**RECORDS PROVIDED**:

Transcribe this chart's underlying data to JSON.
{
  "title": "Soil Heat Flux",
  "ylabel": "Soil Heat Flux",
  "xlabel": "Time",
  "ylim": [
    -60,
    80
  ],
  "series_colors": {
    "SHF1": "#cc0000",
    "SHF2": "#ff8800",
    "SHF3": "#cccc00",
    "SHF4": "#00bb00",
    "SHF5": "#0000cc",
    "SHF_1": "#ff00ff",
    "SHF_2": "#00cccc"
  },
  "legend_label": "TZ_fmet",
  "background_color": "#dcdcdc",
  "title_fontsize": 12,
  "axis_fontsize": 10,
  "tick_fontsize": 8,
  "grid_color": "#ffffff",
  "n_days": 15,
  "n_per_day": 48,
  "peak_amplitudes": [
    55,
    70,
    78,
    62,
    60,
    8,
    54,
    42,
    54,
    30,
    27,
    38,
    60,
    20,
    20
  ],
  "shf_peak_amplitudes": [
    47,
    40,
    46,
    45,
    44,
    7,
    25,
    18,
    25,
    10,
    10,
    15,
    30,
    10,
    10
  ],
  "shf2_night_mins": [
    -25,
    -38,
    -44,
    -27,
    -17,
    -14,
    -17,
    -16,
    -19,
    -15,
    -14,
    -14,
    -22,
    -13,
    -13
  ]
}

**REQUIRED TASK**:
Your task is to print the whole listing again exactly.

**RESULT OF THE EXERCISE**:
Transcribe this chart's underlying data to JSON.
{
  "title": "Soil Heat Flux",
  "ylabel": "Soil Heat Flux",
  "xlabel": "Time",
  "ylim": [
    -60,
    80
  ],
  "series_colors": {
    "SHF1": "#cc0000",
    "SHF2": "#ff8800",
    "SHF3": "#cccc00",
    "SHF4": "#00bb00",
    "SHF5": "#0000cc",
    "SHF_1": "#ff00ff",
    "SHF_2": "#00cccc"
  },
  "legend_label": "TZ_fmet",
  "background_color": "#dcdcdc",
  "title_fontsize": 12,
  "axis_fontsize": 10,
  "tick_fontsize": 8,
  "grid_color": "#ffffff",
  "n_days": 15,
  "n_per_day": 48,
  "peak_amplitudes": [
    55,
    70,
    78,
    62,
    60,
    8,
    54,
    42,
    54,
    30,
    27,
    38,
    60,
    20,
    20
  ],
  "shf_peak_amplitudes": [
    47,
    40,
    46,
    45,
    44,
    7,
    25,
    18,
    25,
    10,
    10,
    15,
    30,
    10,
    10
  ],
  "shf2_night_mins": [
    -25,
    -38,
    -44,
    -27,
    -17,
    -14,
    -17,
    -16,
    -19,
    -15,
    -14,
    -14,
    -22,
    -13,
    -13
  ]
}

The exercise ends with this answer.